Find the lines that hold the word "完成进度" and return them.

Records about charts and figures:

-.-.-

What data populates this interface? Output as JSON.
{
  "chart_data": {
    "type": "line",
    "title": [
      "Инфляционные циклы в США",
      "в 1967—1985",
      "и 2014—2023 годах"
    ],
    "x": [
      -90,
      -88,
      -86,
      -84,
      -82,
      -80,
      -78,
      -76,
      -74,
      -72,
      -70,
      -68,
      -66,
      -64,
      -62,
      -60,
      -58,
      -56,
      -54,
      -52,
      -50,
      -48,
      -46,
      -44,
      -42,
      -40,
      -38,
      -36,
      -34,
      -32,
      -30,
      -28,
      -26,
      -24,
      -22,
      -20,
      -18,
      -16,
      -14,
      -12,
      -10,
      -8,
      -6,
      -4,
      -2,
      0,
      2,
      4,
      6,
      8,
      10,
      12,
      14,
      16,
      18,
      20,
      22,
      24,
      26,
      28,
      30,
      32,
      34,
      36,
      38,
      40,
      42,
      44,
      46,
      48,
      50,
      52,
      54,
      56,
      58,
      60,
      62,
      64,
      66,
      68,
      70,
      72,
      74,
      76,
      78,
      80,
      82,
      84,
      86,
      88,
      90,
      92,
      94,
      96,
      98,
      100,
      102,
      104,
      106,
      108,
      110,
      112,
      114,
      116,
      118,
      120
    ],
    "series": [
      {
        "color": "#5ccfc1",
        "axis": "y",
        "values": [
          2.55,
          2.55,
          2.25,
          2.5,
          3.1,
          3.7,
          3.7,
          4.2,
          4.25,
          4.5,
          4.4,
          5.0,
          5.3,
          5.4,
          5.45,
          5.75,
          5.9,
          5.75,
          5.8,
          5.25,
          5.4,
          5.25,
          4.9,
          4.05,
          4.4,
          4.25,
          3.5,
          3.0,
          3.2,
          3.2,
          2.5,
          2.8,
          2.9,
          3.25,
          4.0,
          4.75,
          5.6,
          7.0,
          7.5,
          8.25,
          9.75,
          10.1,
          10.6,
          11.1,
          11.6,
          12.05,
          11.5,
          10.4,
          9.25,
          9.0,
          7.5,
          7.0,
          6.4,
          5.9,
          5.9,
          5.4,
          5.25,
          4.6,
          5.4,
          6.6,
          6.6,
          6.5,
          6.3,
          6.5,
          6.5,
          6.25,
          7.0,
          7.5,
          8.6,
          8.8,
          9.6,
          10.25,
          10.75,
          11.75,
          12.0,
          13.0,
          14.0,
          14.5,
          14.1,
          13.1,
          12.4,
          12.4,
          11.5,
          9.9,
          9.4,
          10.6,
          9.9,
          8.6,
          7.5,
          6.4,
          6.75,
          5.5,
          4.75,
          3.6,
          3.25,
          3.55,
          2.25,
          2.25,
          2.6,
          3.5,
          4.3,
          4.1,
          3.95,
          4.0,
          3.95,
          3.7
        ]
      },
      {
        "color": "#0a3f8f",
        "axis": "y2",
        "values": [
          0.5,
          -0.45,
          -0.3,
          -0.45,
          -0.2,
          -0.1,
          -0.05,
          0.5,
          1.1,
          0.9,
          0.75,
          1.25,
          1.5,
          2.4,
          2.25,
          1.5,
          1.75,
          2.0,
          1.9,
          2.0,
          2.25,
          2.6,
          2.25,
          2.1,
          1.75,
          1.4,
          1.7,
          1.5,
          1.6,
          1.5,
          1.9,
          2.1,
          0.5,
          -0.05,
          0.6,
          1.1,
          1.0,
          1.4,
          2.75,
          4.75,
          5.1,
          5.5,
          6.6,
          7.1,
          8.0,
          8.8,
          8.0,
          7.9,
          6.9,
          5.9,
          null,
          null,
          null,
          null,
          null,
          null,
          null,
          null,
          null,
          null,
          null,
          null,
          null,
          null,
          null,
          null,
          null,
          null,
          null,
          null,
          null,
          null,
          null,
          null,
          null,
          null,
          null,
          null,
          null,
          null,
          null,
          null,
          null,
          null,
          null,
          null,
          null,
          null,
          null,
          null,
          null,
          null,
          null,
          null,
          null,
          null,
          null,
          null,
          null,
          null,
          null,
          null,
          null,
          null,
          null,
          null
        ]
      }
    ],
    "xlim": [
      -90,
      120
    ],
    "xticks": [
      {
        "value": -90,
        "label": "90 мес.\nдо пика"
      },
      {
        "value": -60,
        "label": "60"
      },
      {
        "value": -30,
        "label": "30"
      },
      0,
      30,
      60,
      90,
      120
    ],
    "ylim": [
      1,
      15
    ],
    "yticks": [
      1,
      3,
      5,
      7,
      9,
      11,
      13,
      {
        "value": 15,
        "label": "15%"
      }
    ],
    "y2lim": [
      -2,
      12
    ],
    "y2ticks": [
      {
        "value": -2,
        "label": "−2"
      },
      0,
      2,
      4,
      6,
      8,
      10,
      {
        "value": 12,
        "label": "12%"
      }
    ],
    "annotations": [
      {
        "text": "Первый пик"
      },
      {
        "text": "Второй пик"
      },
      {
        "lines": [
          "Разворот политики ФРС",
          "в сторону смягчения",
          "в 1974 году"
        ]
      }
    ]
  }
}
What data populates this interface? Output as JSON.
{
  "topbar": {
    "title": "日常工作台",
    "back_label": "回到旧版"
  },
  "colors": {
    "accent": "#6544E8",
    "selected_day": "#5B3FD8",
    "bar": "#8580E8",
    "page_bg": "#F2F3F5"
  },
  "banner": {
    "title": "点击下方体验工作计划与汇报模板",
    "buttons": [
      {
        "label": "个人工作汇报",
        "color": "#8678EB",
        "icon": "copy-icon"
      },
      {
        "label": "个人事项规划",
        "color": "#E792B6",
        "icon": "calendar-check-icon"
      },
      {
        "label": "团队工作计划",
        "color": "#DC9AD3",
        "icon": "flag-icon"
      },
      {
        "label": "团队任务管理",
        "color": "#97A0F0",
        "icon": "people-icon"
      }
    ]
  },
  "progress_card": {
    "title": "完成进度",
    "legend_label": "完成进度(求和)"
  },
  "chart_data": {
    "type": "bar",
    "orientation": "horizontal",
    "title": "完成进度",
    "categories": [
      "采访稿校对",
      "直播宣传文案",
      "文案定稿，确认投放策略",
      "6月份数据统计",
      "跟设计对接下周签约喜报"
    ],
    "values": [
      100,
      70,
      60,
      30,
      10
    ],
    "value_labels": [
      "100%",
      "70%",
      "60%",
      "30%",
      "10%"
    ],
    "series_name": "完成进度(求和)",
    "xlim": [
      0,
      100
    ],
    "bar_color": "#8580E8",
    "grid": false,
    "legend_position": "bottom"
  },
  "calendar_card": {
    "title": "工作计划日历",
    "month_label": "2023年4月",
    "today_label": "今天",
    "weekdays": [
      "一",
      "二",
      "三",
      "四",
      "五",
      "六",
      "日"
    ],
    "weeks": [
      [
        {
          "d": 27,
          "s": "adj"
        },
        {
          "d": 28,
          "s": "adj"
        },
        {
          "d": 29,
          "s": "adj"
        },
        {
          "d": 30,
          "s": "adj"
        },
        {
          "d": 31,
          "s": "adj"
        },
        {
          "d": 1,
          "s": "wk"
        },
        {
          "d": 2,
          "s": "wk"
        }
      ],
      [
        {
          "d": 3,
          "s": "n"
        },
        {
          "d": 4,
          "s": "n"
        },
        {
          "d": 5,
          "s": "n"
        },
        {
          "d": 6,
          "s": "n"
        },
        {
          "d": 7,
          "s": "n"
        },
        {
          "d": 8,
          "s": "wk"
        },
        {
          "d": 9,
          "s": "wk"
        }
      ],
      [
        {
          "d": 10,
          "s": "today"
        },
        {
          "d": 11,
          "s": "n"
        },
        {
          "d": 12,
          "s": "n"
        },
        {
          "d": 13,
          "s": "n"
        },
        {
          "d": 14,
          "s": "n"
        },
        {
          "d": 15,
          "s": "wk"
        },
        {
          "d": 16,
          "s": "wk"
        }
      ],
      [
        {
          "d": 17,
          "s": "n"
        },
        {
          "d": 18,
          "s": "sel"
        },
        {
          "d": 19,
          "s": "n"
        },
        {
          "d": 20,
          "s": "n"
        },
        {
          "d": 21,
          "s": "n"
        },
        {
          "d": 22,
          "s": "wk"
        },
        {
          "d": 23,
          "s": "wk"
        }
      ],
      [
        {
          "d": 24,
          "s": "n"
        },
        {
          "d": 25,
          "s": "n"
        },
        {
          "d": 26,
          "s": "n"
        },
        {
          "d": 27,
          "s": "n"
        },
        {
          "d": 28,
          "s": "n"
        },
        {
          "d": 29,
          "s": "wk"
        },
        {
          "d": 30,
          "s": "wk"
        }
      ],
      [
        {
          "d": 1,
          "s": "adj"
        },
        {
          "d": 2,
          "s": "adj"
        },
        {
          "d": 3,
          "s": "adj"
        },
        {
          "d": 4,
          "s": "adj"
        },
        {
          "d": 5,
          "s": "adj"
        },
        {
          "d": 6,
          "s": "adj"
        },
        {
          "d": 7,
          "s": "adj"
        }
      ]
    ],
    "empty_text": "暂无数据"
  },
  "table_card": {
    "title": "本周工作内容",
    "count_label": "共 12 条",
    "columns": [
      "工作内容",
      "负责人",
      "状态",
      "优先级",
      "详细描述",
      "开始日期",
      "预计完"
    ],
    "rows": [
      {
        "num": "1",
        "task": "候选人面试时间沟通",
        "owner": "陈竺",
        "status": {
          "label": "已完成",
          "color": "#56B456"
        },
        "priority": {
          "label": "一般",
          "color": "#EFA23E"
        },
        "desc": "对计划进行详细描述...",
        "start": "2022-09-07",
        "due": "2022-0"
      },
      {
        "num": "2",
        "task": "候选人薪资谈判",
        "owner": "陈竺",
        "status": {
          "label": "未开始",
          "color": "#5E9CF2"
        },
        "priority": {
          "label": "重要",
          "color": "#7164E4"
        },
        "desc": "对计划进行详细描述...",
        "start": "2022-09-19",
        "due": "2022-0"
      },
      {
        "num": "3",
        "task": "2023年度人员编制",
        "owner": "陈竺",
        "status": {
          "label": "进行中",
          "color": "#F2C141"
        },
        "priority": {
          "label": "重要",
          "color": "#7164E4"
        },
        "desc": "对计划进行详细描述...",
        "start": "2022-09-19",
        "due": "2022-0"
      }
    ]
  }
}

-.-.-

• The completed task
    "title": "完成进度",
    "legend_label": "完成进度(求和)"
    "title": "完成进度",
    "series_name": "完成进度(求和)",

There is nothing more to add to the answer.